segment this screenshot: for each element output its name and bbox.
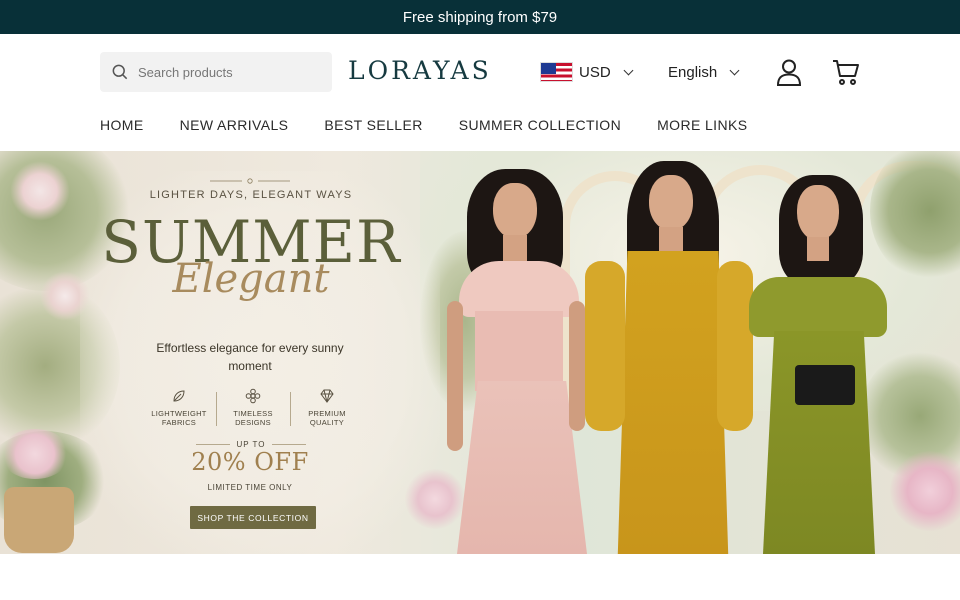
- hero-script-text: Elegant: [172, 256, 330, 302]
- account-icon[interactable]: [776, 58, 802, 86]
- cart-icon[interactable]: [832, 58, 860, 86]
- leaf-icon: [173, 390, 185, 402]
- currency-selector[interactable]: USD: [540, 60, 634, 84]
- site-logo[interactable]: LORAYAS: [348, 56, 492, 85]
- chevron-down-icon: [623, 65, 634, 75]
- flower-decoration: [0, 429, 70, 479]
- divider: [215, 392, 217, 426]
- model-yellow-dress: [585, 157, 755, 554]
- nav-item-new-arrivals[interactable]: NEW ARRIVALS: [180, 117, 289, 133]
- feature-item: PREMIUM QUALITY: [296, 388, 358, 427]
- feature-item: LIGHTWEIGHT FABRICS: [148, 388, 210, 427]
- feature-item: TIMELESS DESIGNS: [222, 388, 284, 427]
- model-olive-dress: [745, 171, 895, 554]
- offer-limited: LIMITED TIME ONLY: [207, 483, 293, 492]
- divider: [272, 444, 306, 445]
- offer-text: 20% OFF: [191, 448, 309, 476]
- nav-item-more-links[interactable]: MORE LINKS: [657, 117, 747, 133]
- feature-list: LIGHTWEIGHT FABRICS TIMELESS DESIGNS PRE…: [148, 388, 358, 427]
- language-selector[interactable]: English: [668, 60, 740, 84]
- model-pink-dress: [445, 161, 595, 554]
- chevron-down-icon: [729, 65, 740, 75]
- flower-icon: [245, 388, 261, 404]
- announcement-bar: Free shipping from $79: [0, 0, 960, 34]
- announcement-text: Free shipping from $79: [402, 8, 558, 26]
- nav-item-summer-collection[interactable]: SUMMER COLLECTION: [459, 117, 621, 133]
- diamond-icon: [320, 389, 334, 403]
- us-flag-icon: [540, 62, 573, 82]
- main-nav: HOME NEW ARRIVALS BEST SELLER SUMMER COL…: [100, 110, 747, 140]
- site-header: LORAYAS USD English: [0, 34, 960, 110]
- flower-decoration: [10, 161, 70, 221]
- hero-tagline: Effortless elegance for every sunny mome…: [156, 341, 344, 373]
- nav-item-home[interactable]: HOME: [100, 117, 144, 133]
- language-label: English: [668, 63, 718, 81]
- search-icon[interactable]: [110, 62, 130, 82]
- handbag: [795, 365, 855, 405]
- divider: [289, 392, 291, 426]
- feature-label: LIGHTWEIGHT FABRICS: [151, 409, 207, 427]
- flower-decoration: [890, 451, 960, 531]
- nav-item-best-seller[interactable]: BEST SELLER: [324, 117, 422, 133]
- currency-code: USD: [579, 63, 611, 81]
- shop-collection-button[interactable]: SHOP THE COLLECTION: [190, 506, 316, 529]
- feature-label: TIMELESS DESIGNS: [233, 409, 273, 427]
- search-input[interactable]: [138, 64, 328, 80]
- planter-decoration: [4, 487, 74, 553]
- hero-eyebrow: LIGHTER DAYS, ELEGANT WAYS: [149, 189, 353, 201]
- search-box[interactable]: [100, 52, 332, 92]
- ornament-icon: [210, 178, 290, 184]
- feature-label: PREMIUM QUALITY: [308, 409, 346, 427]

= = = = =

→ **Goal**: Reproduce every line of the entries above verbatim, omitting the pictures from your answer.

→ **Result for this task**:
segment this screenshot: for each element output its name and bbox.
- hero-script-text: Elegant: [172, 256, 330, 302]
- account-icon[interactable]: [776, 58, 802, 86]
- cart-icon[interactable]: [832, 58, 860, 86]
- leaf-icon: [173, 390, 185, 402]
- currency-selector[interactable]: USD: [540, 60, 634, 84]
- site-logo[interactable]: LORAYAS: [348, 56, 492, 85]
- chevron-down-icon: [623, 65, 634, 75]
- flower-decoration: [0, 429, 70, 479]
- divider: [215, 392, 217, 426]
- model-yellow-dress: [585, 157, 755, 554]
- nav-item-new-arrivals[interactable]: NEW ARRIVALS: [180, 117, 289, 133]
- feature-item: PREMIUM QUALITY: [296, 388, 358, 427]
- feature-item: LIGHTWEIGHT FABRICS: [148, 388, 210, 427]
- feature-item: TIMELESS DESIGNS: [222, 388, 284, 427]
- model-olive-dress: [745, 171, 895, 554]
- offer-limited: LIMITED TIME ONLY: [207, 483, 293, 492]
- divider: [272, 444, 306, 445]
- offer-text: 20% OFF: [191, 448, 309, 476]
- nav-item-more-links[interactable]: MORE LINKS: [657, 117, 747, 133]
- feature-list: LIGHTWEIGHT FABRICS TIMELESS DESIGNS PRE…: [148, 388, 358, 427]
- language-selector[interactable]: English: [668, 60, 740, 84]
- model-pink-dress: [445, 161, 595, 554]
- chevron-down-icon: [729, 65, 740, 75]
- flower-icon: [245, 388, 261, 404]
- announcement-bar: Free shipping from $79: [0, 0, 960, 34]
- announcement-text: Free shipping from $79: [402, 8, 558, 26]
- nav-item-summer-collection[interactable]: SUMMER COLLECTION: [459, 117, 621, 133]
- diamond-icon: [320, 389, 334, 403]
- us-flag-icon: [540, 62, 573, 82]
- main-nav: HOME NEW ARRIVALS BEST SELLER SUMMER COL…: [100, 110, 747, 140]
- site-header: LORAYAS USD English: [0, 34, 960, 110]
- flower-decoration: [10, 161, 70, 221]
- hero-tagline: Effortless elegance for every sunny mome…: [156, 341, 344, 373]
- nav-item-home[interactable]: HOME: [100, 117, 144, 133]
- language-label: English: [668, 63, 718, 81]
- search-icon[interactable]: [110, 62, 130, 82]
- handbag: [795, 365, 855, 405]
- divider: [289, 392, 291, 426]
- feature-label: LIGHTWEIGHT FABRICS: [151, 409, 207, 427]
- flower-decoration: [890, 451, 960, 531]
- nav-item-best-seller[interactable]: BEST SELLER: [324, 117, 422, 133]
- currency-code: USD: [579, 63, 611, 81]
- shop-collection-button[interactable]: SHOP THE COLLECTION: [190, 506, 316, 529]
- feature-label: TIMELESS DESIGNS: [233, 409, 273, 427]
- search-input[interactable]: [138, 64, 328, 80]
- planter-decoration: [4, 487, 74, 553]
- hero-eyebrow: LIGHTER DAYS, ELEGANT WAYS: [149, 189, 353, 201]
- search-box[interactable]: [100, 52, 332, 92]
- ornament-icon: [210, 178, 290, 184]
- feature-label: PREMIUM QUALITY: [308, 409, 346, 427]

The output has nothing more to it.